** start Input **

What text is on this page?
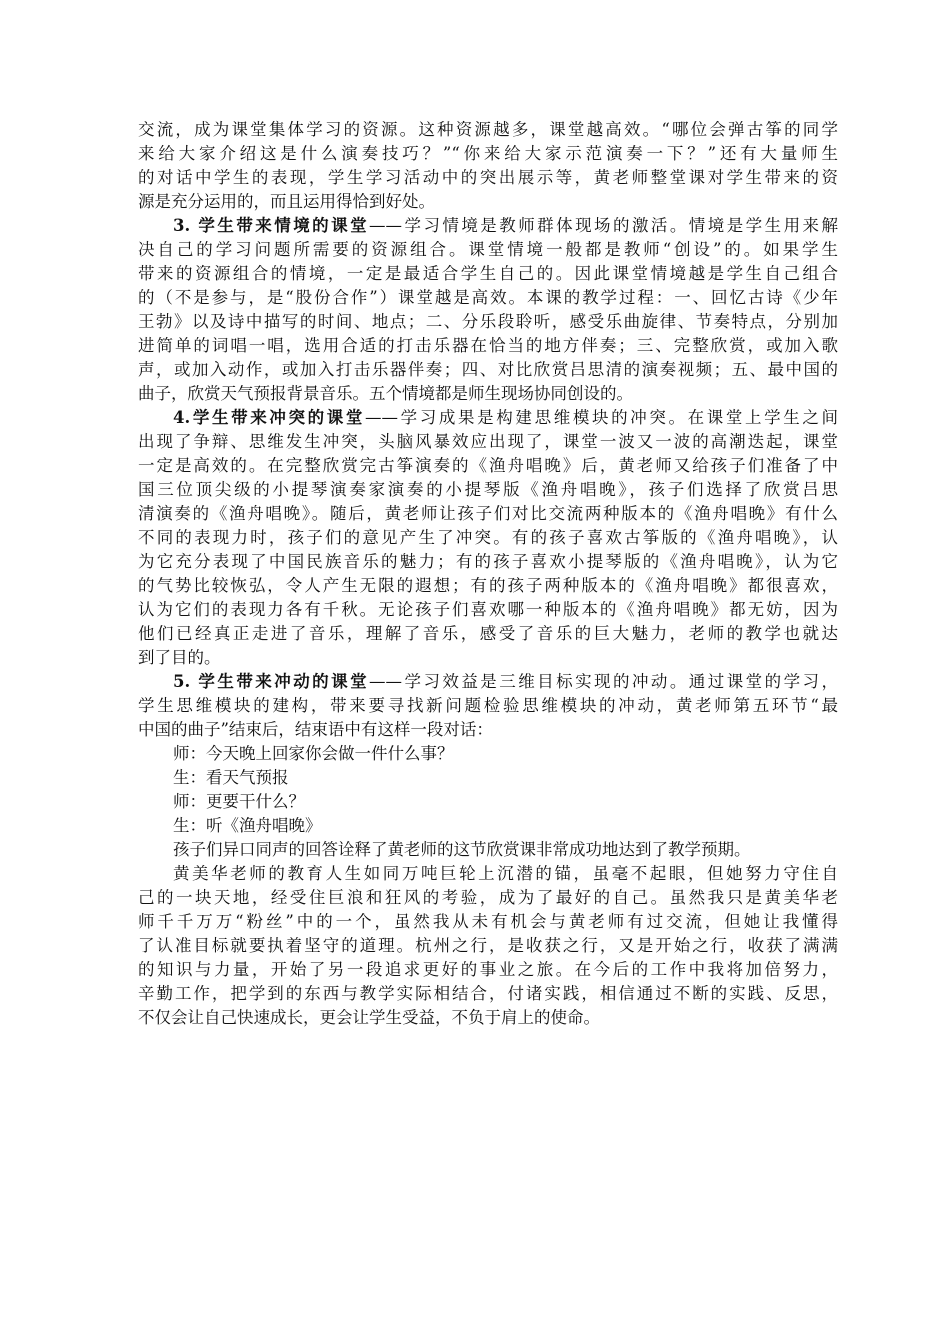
交流，成为课堂集体学习的资源。这种资源越多，课堂越高效。“哪位会弹古筝的同学
来给大家介绍这是什么演奏技巧？”“你来给大家示范演奏一下？”还有大量师生
的对话中学生的表现，学生学习活动中的突出展示等，黄老师整堂课对学生带来的资
源是充分运用的，而且运用得恰到好处。
3. 学生带来情境的课堂——学习情境是教师群体现场的激活。情境是学生用来解
决自己的学习问题所需要的资源组合。课堂情境一般都是教师“创设”的。如果学生
带来的资源组合的情境，一定是最适合学生自己的。因此课堂情境越是学生自己组合
的（不是参与，是“股份合作”）课堂越是高效。本课的教学过程：一、回忆古诗《少年
王勃》以及诗中描写的时间、地点；二、分乐段聆听，感受乐曲旋律、节奏特点，分别加
进简单的词唱一唱，选用合适的打击乐器在恰当的地方伴奏；三、完整欣赏，或加入歌
声，或加入动作，或加入打击乐器伴奏；四、对比欣赏吕思清的演奏视频；五、最中国的
曲子，欣赏天气预报背景音乐。五个情境都是师生现场协同创设的。
4.学生带来冲突的课堂——学习成果是构建思维模块的冲突。在课堂上学生之间
出现了争辩、思维发生冲突，头脑风暴效应出现了，课堂一波又一波的高潮迭起，课堂
一定是高效的。在完整欣赏完古筝演奏的《渔舟唱晚》后，黄老师又给孩子们准备了中
国三位顶尖级的小提琴演奏家演奏的小提琴版《渔舟唱晚》，孩子们选择了欣赏吕思
清演奏的《渔舟唱晚》。随后，黄老师让孩子们对比交流两种版本的《渔舟唱晚》有什么
不同的表现力时，孩子们的意见产生了冲突。有的孩子喜欢古筝版的《渔舟唱晚》，认
为它充分表现了中国民族音乐的魅力；有的孩子喜欢小提琴版的《渔舟唱晚》，认为它
的气势比较恢弘，令人产生无限的遐想；有的孩子两种版本的《渔舟唱晚》都很喜欢，
认为它们的表现力各有千秋。无论孩子们喜欢哪一种版本的《渔舟唱晚》都无妨，因为
他们已经真正走进了音乐，理解了音乐，感受了音乐的巨大魅力，老师的教学也就达
到了目的。
5. 学生带来冲动的课堂——学习效益是三维目标实现的冲动。通过课堂的学习，
学生思维模块的建构，带来要寻找新问题检验思维模块的冲动，黄老师第五环节“最
中国的曲子”结束后，结束语中有这样一段对话：
师：今天晚上回家你会做一件什么事？
生：看天气预报
师：更要干什么？
生：听《渔舟唱晚》
孩子们异口同声的回答诠释了黄老师的这节欣赏课非常成功地达到了教学预期。
黄美华老师的教育人生如同万吨巨轮上沉潜的锚，虽毫不起眼，但她努力守住自
己的一块天地，经受住巨浪和狂风的考验，成为了最好的自己。虽然我只是黄美华老
师千千万万“粉丝”中的一个，虽然我从未有机会与黄老师有过交流，但她让我懂得
了认准目标就要执着坚守的道理。杭州之行，是收获之行，又是开始之行，收获了满满
的知识与力量，开始了另一段追求更好的事业之旅。在今后的工作中我将加倍努力，
辛勤工作，把学到的东西与教学实际相结合，付诸实践，相信通过不断的实践、反思，
不仅会让自己快速成长，更会让学生受益，不负于肩上的使命。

** end Input **

Required task: Restate each of the entries above word for word and skip every image.

Reply:
What text is on this page?
交流，成为课堂集体学习的资源。这种资源越多，课堂越高效。“哪位会弹古筝的同学
来给大家介绍这是什么演奏技巧？”“你来给大家示范演奏一下？”还有大量师生
的对话中学生的表现，学生学习活动中的突出展示等，黄老师整堂课对学生带来的资
源是充分运用的，而且运用得恰到好处。
3. 学生带来情境的课堂——学习情境是教师群体现场的激活。情境是学生用来解
决自己的学习问题所需要的资源组合。课堂情境一般都是教师“创设”的。如果学生
带来的资源组合的情境，一定是最适合学生自己的。因此课堂情境越是学生自己组合
的（不是参与，是“股份合作”）课堂越是高效。本课的教学过程：一、回忆古诗《少年
王勃》以及诗中描写的时间、地点；二、分乐段聆听，感受乐曲旋律、节奏特点，分别加
进简单的词唱一唱，选用合适的打击乐器在恰当的地方伴奏；三、完整欣赏，或加入歌
声，或加入动作，或加入打击乐器伴奏；四、对比欣赏吕思清的演奏视频；五、最中国的
曲子，欣赏天气预报背景音乐。五个情境都是师生现场协同创设的。
4.学生带来冲突的课堂——学习成果是构建思维模块的冲突。在课堂上学生之间
出现了争辩、思维发生冲突，头脑风暴效应出现了，课堂一波又一波的高潮迭起，课堂
一定是高效的。在完整欣赏完古筝演奏的《渔舟唱晚》后，黄老师又给孩子们准备了中
国三位顶尖级的小提琴演奏家演奏的小提琴版《渔舟唱晚》，孩子们选择了欣赏吕思
清演奏的《渔舟唱晚》。随后，黄老师让孩子们对比交流两种版本的《渔舟唱晚》有什么
不同的表现力时，孩子们的意见产生了冲突。有的孩子喜欢古筝版的《渔舟唱晚》，认
为它充分表现了中国民族音乐的魅力；有的孩子喜欢小提琴版的《渔舟唱晚》，认为它
的气势比较恢弘，令人产生无限的遐想；有的孩子两种版本的《渔舟唱晚》都很喜欢，
认为它们的表现力各有千秋。无论孩子们喜欢哪一种版本的《渔舟唱晚》都无妨，因为
他们已经真正走进了音乐，理解了音乐，感受了音乐的巨大魅力，老师的教学也就达
到了目的。
5. 学生带来冲动的课堂——学习效益是三维目标实现的冲动。通过课堂的学习，
学生思维模块的建构，带来要寻找新问题检验思维模块的冲动，黄老师第五环节“最
中国的曲子”结束后，结束语中有这样一段对话：
师：今天晚上回家你会做一件什么事？
生：看天气预报
师：更要干什么？
生：听《渔舟唱晚》
孩子们异口同声的回答诠释了黄老师的这节欣赏课非常成功地达到了教学预期。
黄美华老师的教育人生如同万吨巨轮上沉潜的锚，虽毫不起眼，但她努力守住自
己的一块天地，经受住巨浪和狂风的考验，成为了最好的自己。虽然我只是黄美华老
师千千万万“粉丝”中的一个，虽然我从未有机会与黄老师有过交流，但她让我懂得
了认准目标就要执着坚守的道理。杭州之行，是收获之行，又是开始之行，收获了满满
的知识与力量，开始了另一段追求更好的事业之旅。在今后的工作中我将加倍努力，
辛勤工作，把学到的东西与教学实际相结合，付诸实践，相信通过不断的实践、反思，
不仅会让自己快速成长，更会让学生受益，不负于肩上的使命。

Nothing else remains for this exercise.